Available records:
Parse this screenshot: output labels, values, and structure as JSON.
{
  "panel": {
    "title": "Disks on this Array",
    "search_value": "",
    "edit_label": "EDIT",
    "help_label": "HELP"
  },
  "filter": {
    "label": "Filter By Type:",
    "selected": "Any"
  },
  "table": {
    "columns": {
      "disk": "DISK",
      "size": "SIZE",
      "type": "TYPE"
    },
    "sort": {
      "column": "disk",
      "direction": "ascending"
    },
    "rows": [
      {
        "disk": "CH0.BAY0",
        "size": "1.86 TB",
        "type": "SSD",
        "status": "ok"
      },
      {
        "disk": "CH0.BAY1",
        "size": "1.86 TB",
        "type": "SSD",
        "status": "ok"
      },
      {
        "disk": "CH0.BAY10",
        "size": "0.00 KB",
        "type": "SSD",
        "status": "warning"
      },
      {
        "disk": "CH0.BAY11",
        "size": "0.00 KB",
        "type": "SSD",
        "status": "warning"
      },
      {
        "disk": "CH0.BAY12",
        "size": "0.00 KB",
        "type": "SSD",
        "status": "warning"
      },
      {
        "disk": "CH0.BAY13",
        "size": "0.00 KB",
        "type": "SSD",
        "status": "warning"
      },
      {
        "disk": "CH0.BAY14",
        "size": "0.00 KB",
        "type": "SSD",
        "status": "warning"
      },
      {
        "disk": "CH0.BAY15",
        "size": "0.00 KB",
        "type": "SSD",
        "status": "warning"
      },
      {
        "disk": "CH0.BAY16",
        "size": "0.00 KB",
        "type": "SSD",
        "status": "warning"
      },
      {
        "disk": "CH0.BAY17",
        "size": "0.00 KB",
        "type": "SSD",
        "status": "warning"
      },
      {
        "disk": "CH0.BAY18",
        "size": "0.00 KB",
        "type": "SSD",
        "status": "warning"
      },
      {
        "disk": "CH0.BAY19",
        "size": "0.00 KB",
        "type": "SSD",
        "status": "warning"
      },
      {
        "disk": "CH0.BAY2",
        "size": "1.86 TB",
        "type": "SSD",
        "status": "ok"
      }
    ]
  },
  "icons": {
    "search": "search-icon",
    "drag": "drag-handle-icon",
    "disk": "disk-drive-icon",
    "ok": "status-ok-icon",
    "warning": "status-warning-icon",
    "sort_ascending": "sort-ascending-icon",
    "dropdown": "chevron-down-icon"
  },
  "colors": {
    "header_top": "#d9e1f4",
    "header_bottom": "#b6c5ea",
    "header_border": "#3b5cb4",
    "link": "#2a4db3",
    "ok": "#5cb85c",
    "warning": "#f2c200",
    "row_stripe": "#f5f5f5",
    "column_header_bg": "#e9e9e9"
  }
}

Task goal: Repeat the material in full, exactly as it stands.

Output of the task:
Parse this screenshot: output labels, values, and structure as JSON.
{
  "panel": {
    "title": "Disks on this Array",
    "search_value": "",
    "edit_label": "EDIT",
    "help_label": "HELP"
  },
  "filter": {
    "label": "Filter By Type:",
    "selected": "Any"
  },
  "table": {
    "columns": {
      "disk": "DISK",
      "size": "SIZE",
      "type": "TYPE"
    },
    "sort": {
      "column": "disk",
      "direction": "ascending"
    },
    "rows": [
      {
        "disk": "CH0.BAY0",
        "size": "1.86 TB",
        "type": "SSD",
        "status": "ok"
      },
      {
        "disk": "CH0.BAY1",
        "size": "1.86 TB",
        "type": "SSD",
        "status": "ok"
      },
      {
        "disk": "CH0.BAY10",
        "size": "0.00 KB",
        "type": "SSD",
        "status": "warning"
      },
      {
        "disk": "CH0.BAY11",
        "size": "0.00 KB",
        "type": "SSD",
        "status": "warning"
      },
      {
        "disk": "CH0.BAY12",
        "size": "0.00 KB",
        "type": "SSD",
        "status": "warning"
      },
      {
        "disk": "CH0.BAY13",
        "size": "0.00 KB",
        "type": "SSD",
        "status": "warning"
      },
      {
        "disk": "CH0.BAY14",
        "size": "0.00 KB",
        "type": "SSD",
        "status": "warning"
      },
      {
        "disk": "CH0.BAY15",
        "size": "0.00 KB",
        "type": "SSD",
        "status": "warning"
      },
      {
        "disk": "CH0.BAY16",
        "size": "0.00 KB",
        "type": "SSD",
        "status": "warning"
      },
      {
        "disk": "CH0.BAY17",
        "size": "0.00 KB",
        "type": "SSD",
        "status": "warning"
      },
      {
        "disk": "CH0.BAY18",
        "size": "0.00 KB",
        "type": "SSD",
        "status": "warning"
      },
      {
        "disk": "CH0.BAY19",
        "size": "0.00 KB",
        "type": "SSD",
        "status": "warning"
      },
      {
        "disk": "CH0.BAY2",
        "size": "1.86 TB",
        "type": "SSD",
        "status": "ok"
      }
    ]
  },
  "icons": {
    "search": "search-icon",
    "drag": "drag-handle-icon",
    "disk": "disk-drive-icon",
    "ok": "status-ok-icon",
    "warning": "status-warning-icon",
    "sort_ascending": "sort-ascending-icon",
    "dropdown": "chevron-down-icon"
  },
  "colors": {
    "header_top": "#d9e1f4",
    "header_bottom": "#b6c5ea",
    "header_border": "#3b5cb4",
    "link": "#2a4db3",
    "ok": "#5cb85c",
    "warning": "#f2c200",
    "row_stripe": "#f5f5f5",
    "column_header_bg": "#e9e9e9"
  }
}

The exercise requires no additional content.